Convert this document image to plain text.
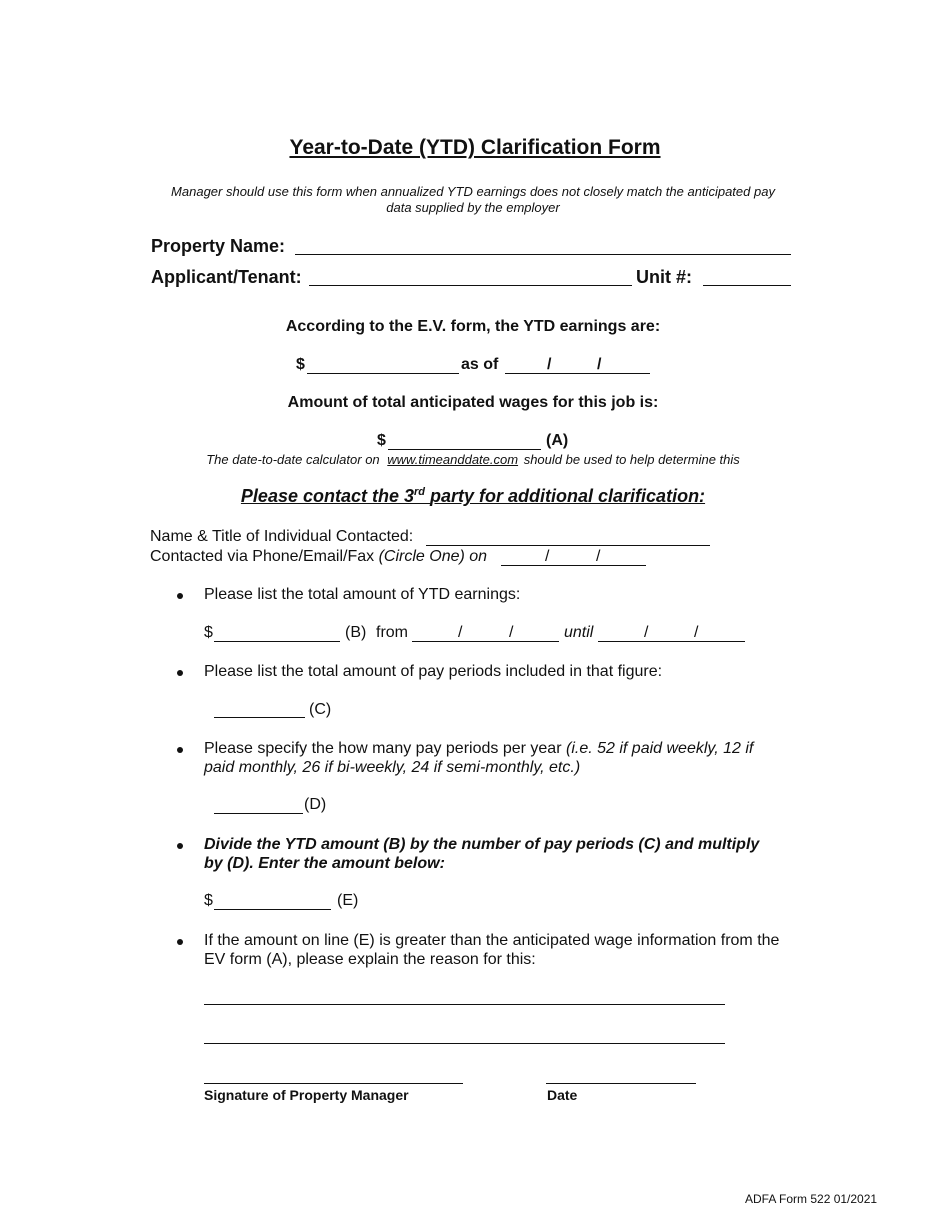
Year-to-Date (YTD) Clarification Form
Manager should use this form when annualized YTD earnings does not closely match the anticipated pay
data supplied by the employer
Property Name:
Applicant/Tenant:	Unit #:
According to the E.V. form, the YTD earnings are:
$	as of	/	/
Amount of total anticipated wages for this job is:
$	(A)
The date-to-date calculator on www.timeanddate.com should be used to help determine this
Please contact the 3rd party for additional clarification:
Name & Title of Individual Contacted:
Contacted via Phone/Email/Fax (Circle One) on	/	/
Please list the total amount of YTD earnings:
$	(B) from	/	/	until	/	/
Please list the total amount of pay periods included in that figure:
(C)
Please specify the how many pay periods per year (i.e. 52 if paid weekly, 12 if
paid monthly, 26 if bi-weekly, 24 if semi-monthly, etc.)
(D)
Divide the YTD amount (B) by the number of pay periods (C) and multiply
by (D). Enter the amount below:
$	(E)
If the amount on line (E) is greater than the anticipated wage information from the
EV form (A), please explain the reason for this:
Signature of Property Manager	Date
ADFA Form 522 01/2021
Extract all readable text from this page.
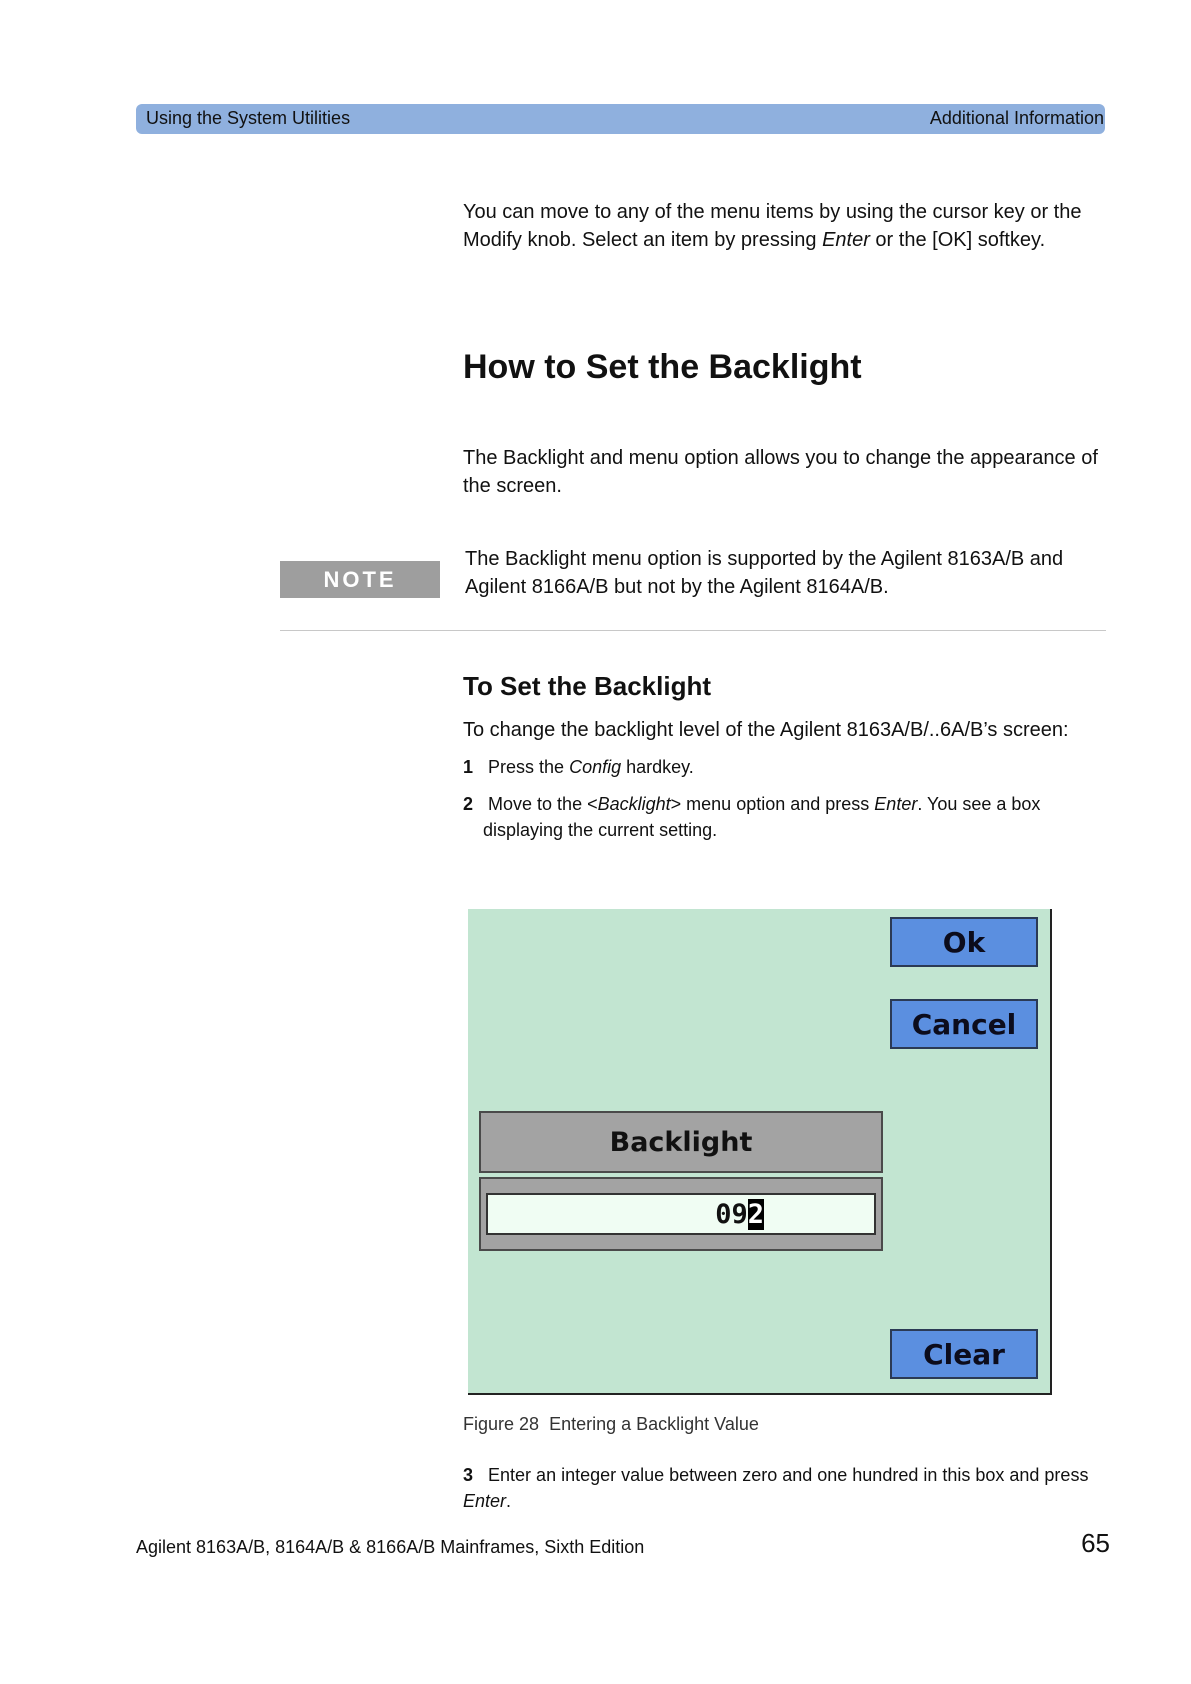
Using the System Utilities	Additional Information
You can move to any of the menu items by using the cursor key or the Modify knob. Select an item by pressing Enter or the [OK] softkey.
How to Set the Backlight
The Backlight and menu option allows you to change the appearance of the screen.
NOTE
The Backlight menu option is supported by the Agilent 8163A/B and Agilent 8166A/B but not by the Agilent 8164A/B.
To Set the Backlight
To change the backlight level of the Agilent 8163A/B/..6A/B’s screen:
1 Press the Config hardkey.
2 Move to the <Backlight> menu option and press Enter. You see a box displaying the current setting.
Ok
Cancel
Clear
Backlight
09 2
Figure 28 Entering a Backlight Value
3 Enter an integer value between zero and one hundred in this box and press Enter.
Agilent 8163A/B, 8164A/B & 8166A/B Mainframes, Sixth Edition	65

━━━━━━

What is being asked
From the listing, copy every line where the string "Property" appears.

The response
Property Name:
Signature of Property Manager	Date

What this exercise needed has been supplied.